→ Stated task
Copy every record word for word.

(Records from a collection of figures)
──────
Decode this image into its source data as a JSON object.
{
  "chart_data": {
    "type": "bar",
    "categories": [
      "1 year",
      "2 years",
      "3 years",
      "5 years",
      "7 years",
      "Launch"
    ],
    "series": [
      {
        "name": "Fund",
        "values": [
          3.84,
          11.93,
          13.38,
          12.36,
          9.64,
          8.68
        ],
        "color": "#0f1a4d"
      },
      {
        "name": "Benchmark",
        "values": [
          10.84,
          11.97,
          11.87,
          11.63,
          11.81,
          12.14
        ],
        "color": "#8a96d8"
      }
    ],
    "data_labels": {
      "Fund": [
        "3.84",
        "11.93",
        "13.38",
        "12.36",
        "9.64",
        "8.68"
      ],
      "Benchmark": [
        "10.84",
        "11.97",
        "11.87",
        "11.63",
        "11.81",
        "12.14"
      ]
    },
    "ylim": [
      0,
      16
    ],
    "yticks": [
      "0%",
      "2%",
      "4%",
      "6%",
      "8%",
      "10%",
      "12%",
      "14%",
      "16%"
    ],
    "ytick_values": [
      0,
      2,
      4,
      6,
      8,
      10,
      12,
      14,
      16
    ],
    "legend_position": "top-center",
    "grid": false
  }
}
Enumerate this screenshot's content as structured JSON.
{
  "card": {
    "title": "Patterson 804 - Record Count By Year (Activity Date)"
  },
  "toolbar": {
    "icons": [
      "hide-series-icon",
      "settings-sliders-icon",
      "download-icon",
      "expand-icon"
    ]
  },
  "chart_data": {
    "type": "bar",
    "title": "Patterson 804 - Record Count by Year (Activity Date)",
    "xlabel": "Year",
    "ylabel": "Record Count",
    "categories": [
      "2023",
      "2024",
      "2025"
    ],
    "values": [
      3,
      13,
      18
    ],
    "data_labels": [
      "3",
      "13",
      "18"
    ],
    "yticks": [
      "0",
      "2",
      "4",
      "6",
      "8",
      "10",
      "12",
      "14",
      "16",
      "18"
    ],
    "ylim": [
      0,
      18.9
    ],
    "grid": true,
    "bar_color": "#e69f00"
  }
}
──────
→ Final result
Decode this image into its source data as a JSON object.
{
  "chart_data": {
    "type": "bar",
    "categories": [
      "1 year",
      "2 years",
      "3 years",
      "5 years",
      "7 years",
      "Launch"
    ],
    "series": [
      {
        "name": "Fund",
        "values": [
          3.84,
          11.93,
          13.38,
          12.36,
          9.64,
          8.68
        ],
        "color": "#0f1a4d"
      },
      {
        "name": "Benchmark",
        "values": [
          10.84,
          11.97,
          11.87,
          11.63,
          11.81,
          12.14
        ],
        "color": "#8a96d8"
      }
    ],
    "data_labels": {
      "Fund": [
        "3.84",
        "11.93",
        "13.38",
        "12.36",
        "9.64",
        "8.68"
      ],
      "Benchmark": [
        "10.84",
        "11.97",
        "11.87",
        "11.63",
        "11.81",
        "12.14"
      ]
    },
    "ylim": [
      0,
      16
    ],
    "yticks": [
      "0%",
      "2%",
      "4%",
      "6%",
      "8%",
      "10%",
      "12%",
      "14%",
      "16%"
    ],
    "ytick_values": [
      0,
      2,
      4,
      6,
      8,
      10,
      12,
      14,
      16
    ],
    "legend_position": "top-center",
    "grid": false
  }
}
Enumerate this screenshot's content as structured JSON.
{
  "card": {
    "title": "Patterson 804 - Record Count By Year (Activity Date)"
  },
  "toolbar": {
    "icons": [
      "hide-series-icon",
      "settings-sliders-icon",
      "download-icon",
      "expand-icon"
    ]
  },
  "chart_data": {
    "type": "bar",
    "title": "Patterson 804 - Record Count by Year (Activity Date)",
    "xlabel": "Year",
    "ylabel": "Record Count",
    "categories": [
      "2023",
      "2024",
      "2025"
    ],
    "values": [
      3,
      13,
      18
    ],
    "data_labels": [
      "3",
      "13",
      "18"
    ],
    "yticks": [
      "0",
      "2",
      "4",
      "6",
      "8",
      "10",
      "12",
      "14",
      "16",
      "18"
    ],
    "ylim": [
      0,
      18.9
    ],
    "grid": true,
    "bar_color": "#e69f00"
  }
}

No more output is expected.